### Task brief
Locate each line holding the string "举一反三" and copy it.

** Start of Recorded information **

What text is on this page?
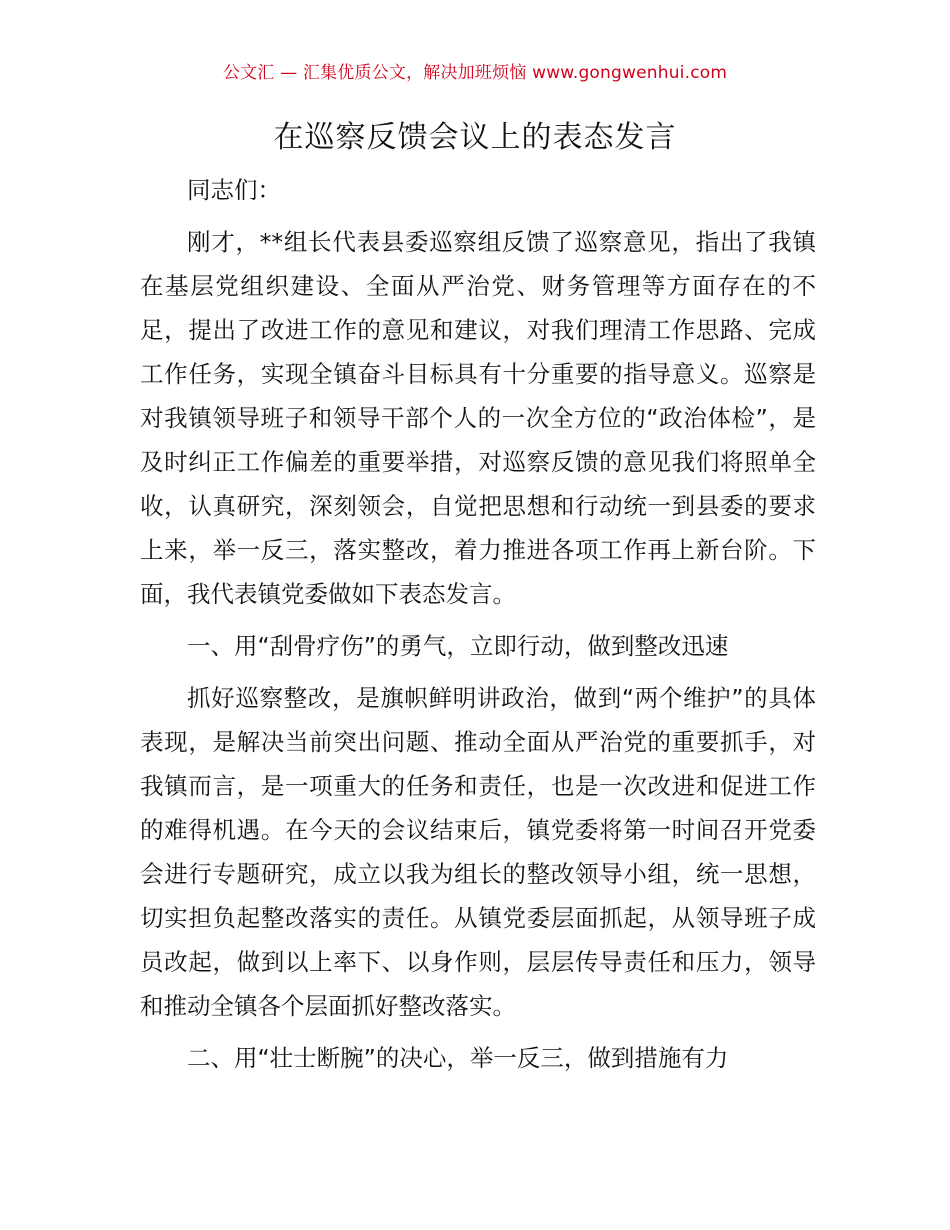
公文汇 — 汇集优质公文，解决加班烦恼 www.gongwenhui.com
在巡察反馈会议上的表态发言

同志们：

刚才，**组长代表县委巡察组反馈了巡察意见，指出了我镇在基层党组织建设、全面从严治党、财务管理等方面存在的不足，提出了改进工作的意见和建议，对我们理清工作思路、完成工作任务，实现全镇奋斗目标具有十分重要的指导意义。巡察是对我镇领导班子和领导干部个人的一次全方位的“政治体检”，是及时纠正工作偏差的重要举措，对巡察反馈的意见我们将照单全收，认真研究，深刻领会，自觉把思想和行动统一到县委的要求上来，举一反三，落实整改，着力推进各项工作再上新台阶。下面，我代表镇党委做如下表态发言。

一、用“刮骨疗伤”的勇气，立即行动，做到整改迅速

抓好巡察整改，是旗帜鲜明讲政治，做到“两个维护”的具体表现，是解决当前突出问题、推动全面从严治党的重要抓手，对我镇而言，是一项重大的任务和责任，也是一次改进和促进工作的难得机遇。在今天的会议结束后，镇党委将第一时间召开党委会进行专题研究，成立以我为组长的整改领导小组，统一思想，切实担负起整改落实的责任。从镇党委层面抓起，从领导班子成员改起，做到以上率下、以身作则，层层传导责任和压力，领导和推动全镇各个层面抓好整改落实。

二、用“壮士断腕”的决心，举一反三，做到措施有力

** End of Recorded information **

### Finished exercise
刚才，**组长代表县委巡察组反馈了巡察意见，指出了我镇在基层党组织建设、全面从严治党、财务管理等方面存在的不足，提出了改进工作的意见和建议，对我们理清工作思路、完成工作任务，实现全镇奋斗目标具有十分重要的指导意义。巡察是对我镇领导班子和领导干部个人的一次全方位的“政治体检”，是及时纠正工作偏差的重要举措，对巡察反馈的意见我们将照单全收，认真研究，深刻领会，自觉把思想和行动统一到县委的要求上来，举一反三，落实整改，着力推进各项工作再上新台阶。下面，我代表镇党委做如下表态发言。
二、用“壮士断腕”的决心，举一反三，做到措施有力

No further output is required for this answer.